* Goal of the exercise:
Write down each entry again, exactly as it reads.

>> start Records supplied

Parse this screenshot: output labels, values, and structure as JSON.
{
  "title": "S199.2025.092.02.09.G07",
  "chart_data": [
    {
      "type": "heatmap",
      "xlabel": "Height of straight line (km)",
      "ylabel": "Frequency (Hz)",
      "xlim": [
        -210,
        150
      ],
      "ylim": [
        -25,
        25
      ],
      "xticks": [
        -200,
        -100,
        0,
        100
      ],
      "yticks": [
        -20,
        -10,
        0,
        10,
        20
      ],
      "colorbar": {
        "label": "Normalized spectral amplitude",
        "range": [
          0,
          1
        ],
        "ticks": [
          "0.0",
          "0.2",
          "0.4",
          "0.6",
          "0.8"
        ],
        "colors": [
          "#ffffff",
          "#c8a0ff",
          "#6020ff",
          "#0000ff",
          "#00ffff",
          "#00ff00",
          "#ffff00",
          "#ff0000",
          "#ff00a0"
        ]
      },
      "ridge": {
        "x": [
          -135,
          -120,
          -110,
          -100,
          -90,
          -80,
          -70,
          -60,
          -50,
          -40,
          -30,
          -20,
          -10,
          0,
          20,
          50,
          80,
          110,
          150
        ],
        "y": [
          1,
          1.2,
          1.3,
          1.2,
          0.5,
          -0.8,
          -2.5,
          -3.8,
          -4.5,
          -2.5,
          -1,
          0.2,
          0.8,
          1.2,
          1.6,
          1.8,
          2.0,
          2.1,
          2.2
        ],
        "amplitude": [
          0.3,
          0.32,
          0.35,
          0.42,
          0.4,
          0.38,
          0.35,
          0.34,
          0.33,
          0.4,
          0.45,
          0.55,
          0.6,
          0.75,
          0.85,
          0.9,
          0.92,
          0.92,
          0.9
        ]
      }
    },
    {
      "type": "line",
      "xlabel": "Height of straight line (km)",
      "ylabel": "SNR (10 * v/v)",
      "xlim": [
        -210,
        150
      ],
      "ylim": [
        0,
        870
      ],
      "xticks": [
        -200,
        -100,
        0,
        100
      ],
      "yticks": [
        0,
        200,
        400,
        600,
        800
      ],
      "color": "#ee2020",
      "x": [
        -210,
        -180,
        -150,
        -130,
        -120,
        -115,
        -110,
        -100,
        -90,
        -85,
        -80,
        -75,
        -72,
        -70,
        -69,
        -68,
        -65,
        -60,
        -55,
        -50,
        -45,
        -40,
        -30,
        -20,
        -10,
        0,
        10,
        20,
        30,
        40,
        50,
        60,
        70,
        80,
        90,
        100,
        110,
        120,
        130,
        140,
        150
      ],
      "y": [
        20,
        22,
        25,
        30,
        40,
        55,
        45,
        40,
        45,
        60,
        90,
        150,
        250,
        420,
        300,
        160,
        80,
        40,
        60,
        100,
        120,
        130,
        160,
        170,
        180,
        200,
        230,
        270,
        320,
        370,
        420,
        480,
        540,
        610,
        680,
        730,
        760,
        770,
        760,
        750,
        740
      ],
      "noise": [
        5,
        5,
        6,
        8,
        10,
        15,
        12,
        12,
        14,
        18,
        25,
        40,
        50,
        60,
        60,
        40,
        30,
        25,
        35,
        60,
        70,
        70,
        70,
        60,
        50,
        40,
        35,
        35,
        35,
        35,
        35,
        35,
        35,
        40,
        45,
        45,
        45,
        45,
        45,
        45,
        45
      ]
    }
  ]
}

>> end Records supplied

* Result for this exercise:
Parse this screenshot: output labels, values, and structure as JSON.
{
  "title": "S199.2025.092.02.09.G07",
  "chart_data": [
    {
      "type": "heatmap",
      "xlabel": "Height of straight line (km)",
      "ylabel": "Frequency (Hz)",
      "xlim": [
        -210,
        150
      ],
      "ylim": [
        -25,
        25
      ],
      "xticks": [
        -200,
        -100,
        0,
        100
      ],
      "yticks": [
        -20,
        -10,
        0,
        10,
        20
      ],
      "colorbar": {
        "label": "Normalized spectral amplitude",
        "range": [
          0,
          1
        ],
        "ticks": [
          "0.0",
          "0.2",
          "0.4",
          "0.6",
          "0.8"
        ],
        "colors": [
          "#ffffff",
          "#c8a0ff",
          "#6020ff",
          "#0000ff",
          "#00ffff",
          "#00ff00",
          "#ffff00",
          "#ff0000",
          "#ff00a0"
        ]
      },
      "ridge": {
        "x": [
          -135,
          -120,
          -110,
          -100,
          -90,
          -80,
          -70,
          -60,
          -50,
          -40,
          -30,
          -20,
          -10,
          0,
          20,
          50,
          80,
          110,
          150
        ],
        "y": [
          1,
          1.2,
          1.3,
          1.2,
          0.5,
          -0.8,
          -2.5,
          -3.8,
          -4.5,
          -2.5,
          -1,
          0.2,
          0.8,
          1.2,
          1.6,
          1.8,
          2.0,
          2.1,
          2.2
        ],
        "amplitude": [
          0.3,
          0.32,
          0.35,
          0.42,
          0.4,
          0.38,
          0.35,
          0.34,
          0.33,
          0.4,
          0.45,
          0.55,
          0.6,
          0.75,
          0.85,
          0.9,
          0.92,
          0.92,
          0.9
        ]
      }
    },
    {
      "type": "line",
      "xlabel": "Height of straight line (km)",
      "ylabel": "SNR (10 * v/v)",
      "xlim": [
        -210,
        150
      ],
      "ylim": [
        0,
        870
      ],
      "xticks": [
        -200,
        -100,
        0,
        100
      ],
      "yticks": [
        0,
        200,
        400,
        600,
        800
      ],
      "color": "#ee2020",
      "x": [
        -210,
        -180,
        -150,
        -130,
        -120,
        -115,
        -110,
        -100,
        -90,
        -85,
        -80,
        -75,
        -72,
        -70,
        -69,
        -68,
        -65,
        -60,
        -55,
        -50,
        -45,
        -40,
        -30,
        -20,
        -10,
        0,
        10,
        20,
        30,
        40,
        50,
        60,
        70,
        80,
        90,
        100,
        110,
        120,
        130,
        140,
        150
      ],
      "y": [
        20,
        22,
        25,
        30,
        40,
        55,
        45,
        40,
        45,
        60,
        90,
        150,
        250,
        420,
        300,
        160,
        80,
        40,
        60,
        100,
        120,
        130,
        160,
        170,
        180,
        200,
        230,
        270,
        320,
        370,
        420,
        480,
        540,
        610,
        680,
        730,
        760,
        770,
        760,
        750,
        740
      ],
      "noise": [
        5,
        5,
        6,
        8,
        10,
        15,
        12,
        12,
        14,
        18,
        25,
        40,
        50,
        60,
        60,
        40,
        30,
        25,
        35,
        60,
        70,
        70,
        70,
        60,
        50,
        40,
        35,
        35,
        35,
        35,
        35,
        35,
        35,
        40,
        45,
        45,
        45,
        45,
        45,
        45,
        45
      ]
    }
  ]
}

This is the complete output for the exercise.